--- START OF Materials provided ---
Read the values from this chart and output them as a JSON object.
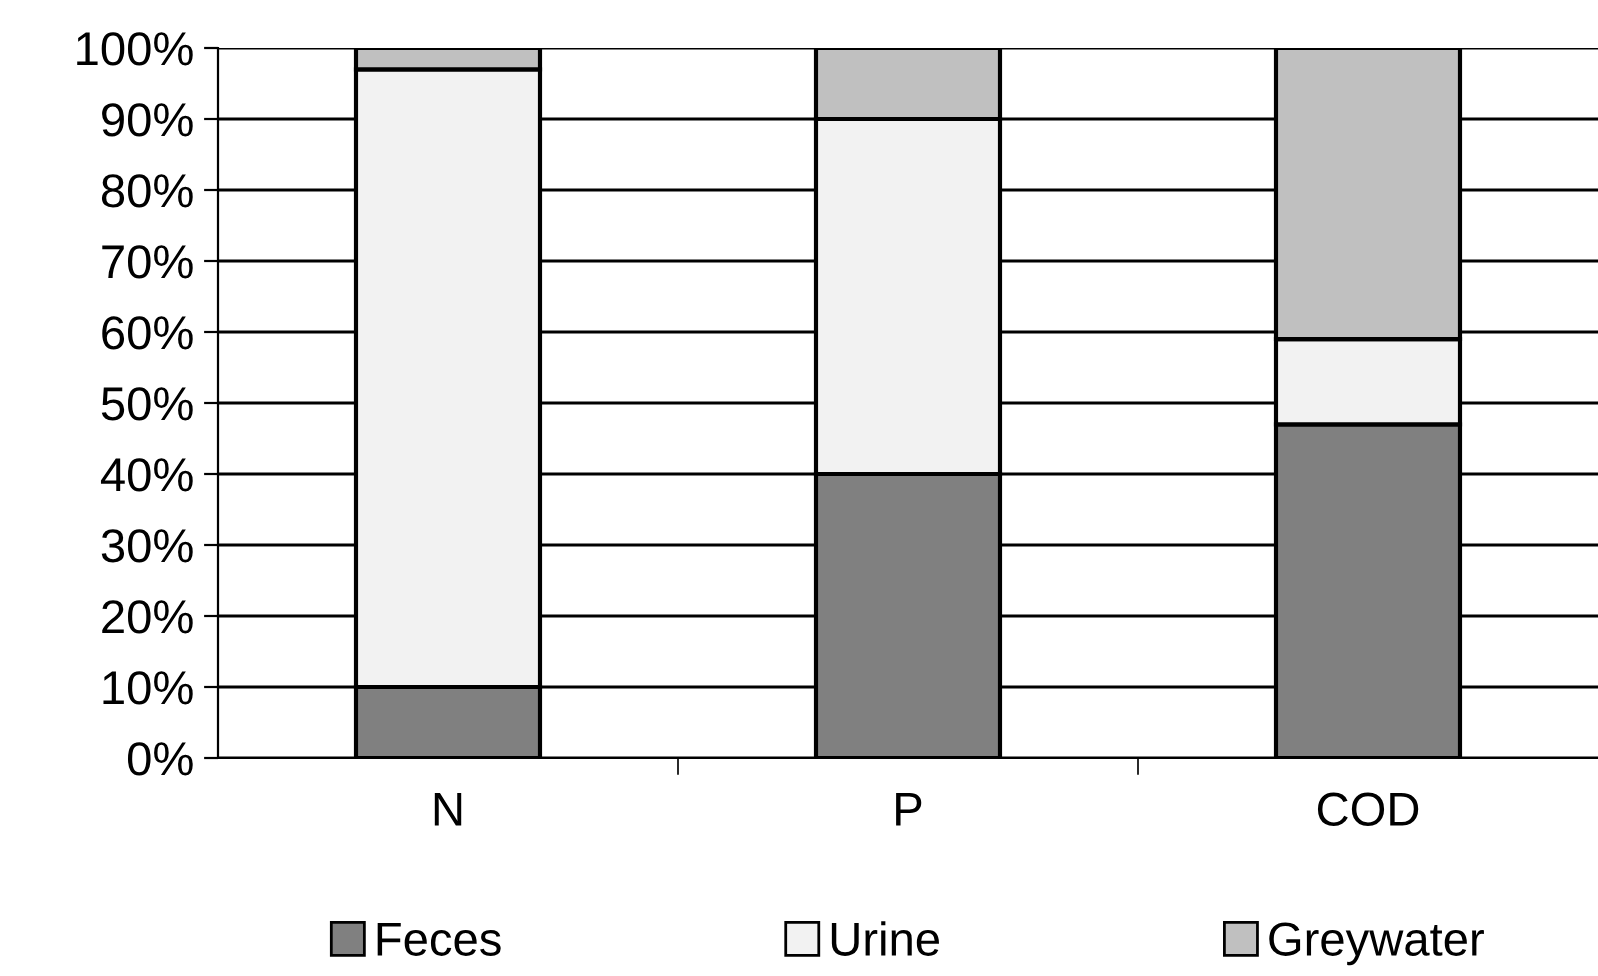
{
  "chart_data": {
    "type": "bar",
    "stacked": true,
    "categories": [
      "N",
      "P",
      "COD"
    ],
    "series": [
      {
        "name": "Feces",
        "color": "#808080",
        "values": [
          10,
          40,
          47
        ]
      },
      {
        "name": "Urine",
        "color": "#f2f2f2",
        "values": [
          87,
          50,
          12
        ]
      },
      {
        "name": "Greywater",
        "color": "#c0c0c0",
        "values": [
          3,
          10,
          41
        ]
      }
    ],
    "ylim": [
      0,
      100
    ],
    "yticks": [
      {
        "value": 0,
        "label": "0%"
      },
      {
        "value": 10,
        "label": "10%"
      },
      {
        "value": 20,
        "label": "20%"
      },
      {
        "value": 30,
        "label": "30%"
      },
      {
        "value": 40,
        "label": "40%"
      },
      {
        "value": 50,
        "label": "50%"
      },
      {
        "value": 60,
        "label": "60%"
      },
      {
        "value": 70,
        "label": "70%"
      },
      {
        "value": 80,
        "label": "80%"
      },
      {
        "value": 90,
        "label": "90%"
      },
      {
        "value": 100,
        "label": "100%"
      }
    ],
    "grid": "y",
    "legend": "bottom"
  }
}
--- END OF Materials provided ---
◆ Given task
In the lines above, find each one with "name" and list it.

◆ Complete response
        "name": "Feces",
        "name": "Urine",
        "name": "Greywater",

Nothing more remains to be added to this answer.